* EXERCISE
Return the complete listing that follows, with each line reproduced exactly.

* BEGIN MATERIALS PROVIDED *

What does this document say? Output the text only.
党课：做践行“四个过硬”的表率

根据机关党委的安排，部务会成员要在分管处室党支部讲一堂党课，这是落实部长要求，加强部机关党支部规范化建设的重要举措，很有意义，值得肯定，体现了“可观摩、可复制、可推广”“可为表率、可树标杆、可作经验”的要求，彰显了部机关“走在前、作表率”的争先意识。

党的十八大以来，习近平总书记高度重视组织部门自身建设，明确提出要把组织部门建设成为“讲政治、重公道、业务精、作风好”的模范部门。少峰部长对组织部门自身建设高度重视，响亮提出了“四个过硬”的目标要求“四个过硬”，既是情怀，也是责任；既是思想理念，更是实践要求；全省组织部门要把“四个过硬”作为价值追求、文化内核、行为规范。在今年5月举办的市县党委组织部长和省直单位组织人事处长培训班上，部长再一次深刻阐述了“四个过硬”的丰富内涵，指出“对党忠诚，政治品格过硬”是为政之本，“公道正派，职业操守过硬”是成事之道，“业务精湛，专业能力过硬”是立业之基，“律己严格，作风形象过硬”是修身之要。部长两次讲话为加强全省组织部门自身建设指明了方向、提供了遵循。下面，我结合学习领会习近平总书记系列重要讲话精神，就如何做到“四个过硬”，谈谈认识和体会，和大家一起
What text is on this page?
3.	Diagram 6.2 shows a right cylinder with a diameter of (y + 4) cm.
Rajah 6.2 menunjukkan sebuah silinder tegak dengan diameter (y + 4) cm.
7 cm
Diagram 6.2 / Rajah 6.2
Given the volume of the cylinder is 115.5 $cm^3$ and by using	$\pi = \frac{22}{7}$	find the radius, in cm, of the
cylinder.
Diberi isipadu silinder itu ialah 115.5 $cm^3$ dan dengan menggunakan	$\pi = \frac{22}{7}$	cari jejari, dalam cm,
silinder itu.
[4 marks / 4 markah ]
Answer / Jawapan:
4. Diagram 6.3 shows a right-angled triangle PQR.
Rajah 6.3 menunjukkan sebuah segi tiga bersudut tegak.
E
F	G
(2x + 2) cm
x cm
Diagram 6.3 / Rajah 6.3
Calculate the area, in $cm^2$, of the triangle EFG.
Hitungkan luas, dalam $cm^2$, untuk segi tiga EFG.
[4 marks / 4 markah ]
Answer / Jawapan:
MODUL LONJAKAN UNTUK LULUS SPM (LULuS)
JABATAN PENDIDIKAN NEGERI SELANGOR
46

* END MATERIALS PROVIDED *

* ANSWER TO THE TASK
What does this document say? Output the text only.
党课：做践行“四个过硬”的表率

根据机关党委的安排，部务会成员要在分管处室党支部讲一堂党课，这是落实部长要求，加强部机关党支部规范化建设的重要举措，很有意义，值得肯定，体现了“可观摩、可复制、可推广”“可为表率、可树标杆、可作经验”的要求，彰显了部机关“走在前、作表率”的争先意识。

党的十八大以来，习近平总书记高度重视组织部门自身建设，明确提出要把组织部门建设成为“讲政治、重公道、业务精、作风好”的模范部门。少峰部长对组织部门自身建设高度重视，响亮提出了“四个过硬”的目标要求“四个过硬”，既是情怀，也是责任；既是思想理念，更是实践要求；全省组织部门要把“四个过硬”作为价值追求、文化内核、行为规范。在今年5月举办的市县党委组织部长和省直单位组织人事处长培训班上，部长再一次深刻阐述了“四个过硬”的丰富内涵，指出“对党忠诚，政治品格过硬”是为政之本，“公道正派，职业操守过硬”是成事之道，“业务精湛，专业能力过硬”是立业之基，“律己严格，作风形象过硬”是修身之要。部长两次讲话为加强全省组织部门自身建设指明了方向、提供了遵循。下面，我结合学习领会习近平总书记系列重要讲话精神，就如何做到“四个过硬”，谈谈认识和体会，和大家一起
What text is on this page?
3.	Diagram 6.2 shows a right cylinder with a diameter of (y + 4) cm.
Rajah 6.2 menunjukkan sebuah silinder tegak dengan diameter (y + 4) cm.
7 cm
Diagram 6.2 / Rajah 6.2
Given the volume of the cylinder is 115.5 $cm^3$ and by using	$\pi = \frac{22}{7}$	find the radius, in cm, of the
cylinder.
Diberi isipadu silinder itu ialah 115.5 $cm^3$ dan dengan menggunakan	$\pi = \frac{22}{7}$	cari jejari, dalam cm,
silinder itu.
[4 marks / 4 markah ]
Answer / Jawapan:
4. Diagram 6.3 shows a right-angled triangle PQR.
Rajah 6.3 menunjukkan sebuah segi tiga bersudut tegak.
E
F	G
(2x + 2) cm
x cm
Diagram 6.3 / Rajah 6.3
Calculate the area, in $cm^2$, of the triangle EFG.
Hitungkan luas, dalam $cm^2$, untuk segi tiga EFG.
[4 marks / 4 markah ]
Answer / Jawapan:
MODUL LONJAKAN UNTUK LULUS SPM (LULuS)
JABATAN PENDIDIKAN NEGERI SELANGOR
46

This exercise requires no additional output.